# Dataset content start

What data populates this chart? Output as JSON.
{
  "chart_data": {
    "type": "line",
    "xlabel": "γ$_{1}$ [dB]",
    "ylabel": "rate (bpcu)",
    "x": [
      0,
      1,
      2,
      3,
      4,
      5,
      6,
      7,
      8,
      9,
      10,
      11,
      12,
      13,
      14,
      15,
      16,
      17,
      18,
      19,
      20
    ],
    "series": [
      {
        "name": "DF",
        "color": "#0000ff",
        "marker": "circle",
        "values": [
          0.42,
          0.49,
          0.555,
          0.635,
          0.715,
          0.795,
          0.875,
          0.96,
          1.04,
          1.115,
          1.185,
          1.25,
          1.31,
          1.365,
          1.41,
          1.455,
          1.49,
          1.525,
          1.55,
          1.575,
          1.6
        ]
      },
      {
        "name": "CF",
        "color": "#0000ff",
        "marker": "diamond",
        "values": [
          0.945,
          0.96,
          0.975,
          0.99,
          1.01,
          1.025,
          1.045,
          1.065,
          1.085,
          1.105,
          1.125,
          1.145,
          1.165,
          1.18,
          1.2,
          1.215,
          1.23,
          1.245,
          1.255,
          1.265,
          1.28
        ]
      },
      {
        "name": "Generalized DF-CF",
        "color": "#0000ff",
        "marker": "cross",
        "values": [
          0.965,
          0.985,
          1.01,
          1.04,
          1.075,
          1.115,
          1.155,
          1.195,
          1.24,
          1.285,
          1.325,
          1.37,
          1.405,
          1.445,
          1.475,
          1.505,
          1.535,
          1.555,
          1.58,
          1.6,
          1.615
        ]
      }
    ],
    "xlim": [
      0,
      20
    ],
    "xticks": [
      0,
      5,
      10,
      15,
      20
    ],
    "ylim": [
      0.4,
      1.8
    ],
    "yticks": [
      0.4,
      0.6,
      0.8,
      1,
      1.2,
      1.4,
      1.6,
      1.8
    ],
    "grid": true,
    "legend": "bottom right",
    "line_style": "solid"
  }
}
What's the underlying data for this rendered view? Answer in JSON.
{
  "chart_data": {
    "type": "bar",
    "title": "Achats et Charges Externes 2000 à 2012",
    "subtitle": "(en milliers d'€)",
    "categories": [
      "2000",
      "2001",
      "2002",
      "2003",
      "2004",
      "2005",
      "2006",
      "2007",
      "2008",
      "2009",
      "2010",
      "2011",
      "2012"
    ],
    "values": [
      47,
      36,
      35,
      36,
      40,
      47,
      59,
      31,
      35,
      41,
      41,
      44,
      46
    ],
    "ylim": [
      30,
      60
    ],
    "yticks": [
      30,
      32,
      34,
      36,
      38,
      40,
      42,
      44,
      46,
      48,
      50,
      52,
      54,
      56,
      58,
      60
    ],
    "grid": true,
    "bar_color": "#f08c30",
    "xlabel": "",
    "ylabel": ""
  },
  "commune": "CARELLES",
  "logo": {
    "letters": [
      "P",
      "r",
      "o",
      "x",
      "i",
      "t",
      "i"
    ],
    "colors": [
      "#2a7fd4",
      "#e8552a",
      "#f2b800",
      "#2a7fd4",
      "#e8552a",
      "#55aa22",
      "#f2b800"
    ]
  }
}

# Dataset content end

Restate every record exactly, leaving nothing out.

What data populates this chart? Output as JSON.
{
  "chart_data": {
    "type": "line",
    "xlabel": "γ$_{1}$ [dB]",
    "ylabel": "rate (bpcu)",
    "x": [
      0,
      1,
      2,
      3,
      4,
      5,
      6,
      7,
      8,
      9,
      10,
      11,
      12,
      13,
      14,
      15,
      16,
      17,
      18,
      19,
      20
    ],
    "series": [
      {
        "name": "DF",
        "color": "#0000ff",
        "marker": "circle",
        "values": [
          0.42,
          0.49,
          0.555,
          0.635,
          0.715,
          0.795,
          0.875,
          0.96,
          1.04,
          1.115,
          1.185,
          1.25,
          1.31,
          1.365,
          1.41,
          1.455,
          1.49,
          1.525,
          1.55,
          1.575,
          1.6
        ]
      },
      {
        "name": "CF",
        "color": "#0000ff",
        "marker": "diamond",
        "values": [
          0.945,
          0.96,
          0.975,
          0.99,
          1.01,
          1.025,
          1.045,
          1.065,
          1.085,
          1.105,
          1.125,
          1.145,
          1.165,
          1.18,
          1.2,
          1.215,
          1.23,
          1.245,
          1.255,
          1.265,
          1.28
        ]
      },
      {
        "name": "Generalized DF-CF",
        "color": "#0000ff",
        "marker": "cross",
        "values": [
          0.965,
          0.985,
          1.01,
          1.04,
          1.075,
          1.115,
          1.155,
          1.195,
          1.24,
          1.285,
          1.325,
          1.37,
          1.405,
          1.445,
          1.475,
          1.505,
          1.535,
          1.555,
          1.58,
          1.6,
          1.615
        ]
      }
    ],
    "xlim": [
      0,
      20
    ],
    "xticks": [
      0,
      5,
      10,
      15,
      20
    ],
    "ylim": [
      0.4,
      1.8
    ],
    "yticks": [
      0.4,
      0.6,
      0.8,
      1,
      1.2,
      1.4,
      1.6,
      1.8
    ],
    "grid": true,
    "legend": "bottom right",
    "line_style": "solid"
  }
}
What's the underlying data for this rendered view? Answer in JSON.
{
  "chart_data": {
    "type": "bar",
    "title": "Achats et Charges Externes 2000 à 2012",
    "subtitle": "(en milliers d'€)",
    "categories": [
      "2000",
      "2001",
      "2002",
      "2003",
      "2004",
      "2005",
      "2006",
      "2007",
      "2008",
      "2009",
      "2010",
      "2011",
      "2012"
    ],
    "values": [
      47,
      36,
      35,
      36,
      40,
      47,
      59,
      31,
      35,
      41,
      41,
      44,
      46
    ],
    "ylim": [
      30,
      60
    ],
    "yticks": [
      30,
      32,
      34,
      36,
      38,
      40,
      42,
      44,
      46,
      48,
      50,
      52,
      54,
      56,
      58,
      60
    ],
    "grid": true,
    "bar_color": "#f08c30",
    "xlabel": "",
    "ylabel": ""
  },
  "commune": "CARELLES",
  "logo": {
    "letters": [
      "P",
      "r",
      "o",
      "x",
      "i",
      "t",
      "i"
    ],
    "colors": [
      "#2a7fd4",
      "#e8552a",
      "#f2b800",
      "#2a7fd4",
      "#e8552a",
      "#55aa22",
      "#f2b800"
    ]
  }
}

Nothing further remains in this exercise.